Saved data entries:
◇ ◇ ◇ ◇

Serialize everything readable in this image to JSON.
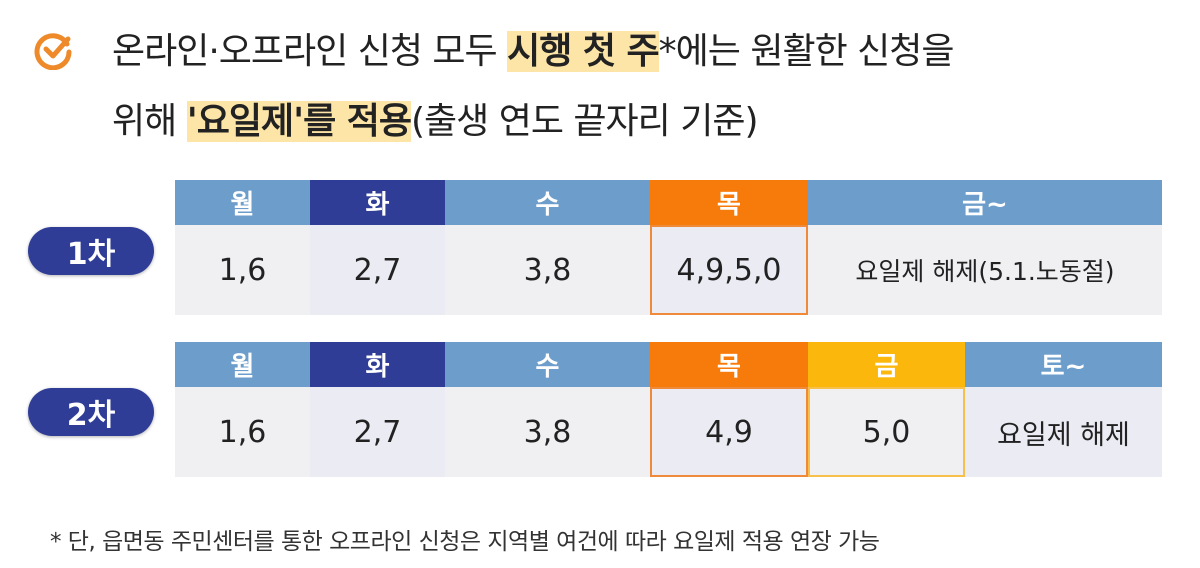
{
  "title": {
    "line1_a": "온라인·오프라인 신청 모두 ",
    "line1_hl": "시행 첫 주",
    "line1_b": "*에는 원활한 신청을",
    "line2_a": "위해 ",
    "line2_hl": "'요일제'를 적용",
    "line2_b": "(출생 연도 끝자리 기준)",
    "icon": "check-circle-icon"
  },
  "colors": {
    "light_blue": "#6d9dcb",
    "navy": "#2f3d96",
    "orange": "#f77b0b",
    "yellow": "#fbb70c"
  },
  "rounds": [
    {
      "label": "1차",
      "headers": [
        "월",
        "화",
        "수",
        "목",
        "금~"
      ],
      "values": [
        "1,6",
        "2,7",
        "3,8",
        "4,9,5,0",
        "요일제 해제(5.1.노동절)"
      ]
    },
    {
      "label": "2차",
      "headers": [
        "월",
        "화",
        "수",
        "목",
        "금",
        "토~"
      ],
      "values": [
        "1,6",
        "2,7",
        "3,8",
        "4,9",
        "5,0",
        "요일제 해제"
      ]
    }
  ],
  "footnote": "* 단, 읍면동 주민센터를 통한 오프라인 신청은 지역별 여건에 따라 요일제 적용 연장 가능"
}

◇ ◇ ◇ ◇

> _AIM_
Print each entry shown above with exact wording and no pictures.

> _COMPLETE RESPONSE_
Serialize everything readable in this image to JSON.
{
  "title": {
    "line1_a": "온라인·오프라인 신청 모두 ",
    "line1_hl": "시행 첫 주",
    "line1_b": "*에는 원활한 신청을",
    "line2_a": "위해 ",
    "line2_hl": "'요일제'를 적용",
    "line2_b": "(출생 연도 끝자리 기준)",
    "icon": "check-circle-icon"
  },
  "colors": {
    "light_blue": "#6d9dcb",
    "navy": "#2f3d96",
    "orange": "#f77b0b",
    "yellow": "#fbb70c"
  },
  "rounds": [
    {
      "label": "1차",
      "headers": [
        "월",
        "화",
        "수",
        "목",
        "금~"
      ],
      "values": [
        "1,6",
        "2,7",
        "3,8",
        "4,9,5,0",
        "요일제 해제(5.1.노동절)"
      ]
    },
    {
      "label": "2차",
      "headers": [
        "월",
        "화",
        "수",
        "목",
        "금",
        "토~"
      ],
      "values": [
        "1,6",
        "2,7",
        "3,8",
        "4,9",
        "5,0",
        "요일제 해제"
      ]
    }
  ],
  "footnote": "* 단, 읍면동 주민센터를 통한 오프라인 신청은 지역별 여건에 따라 요일제 적용 연장 가능"
}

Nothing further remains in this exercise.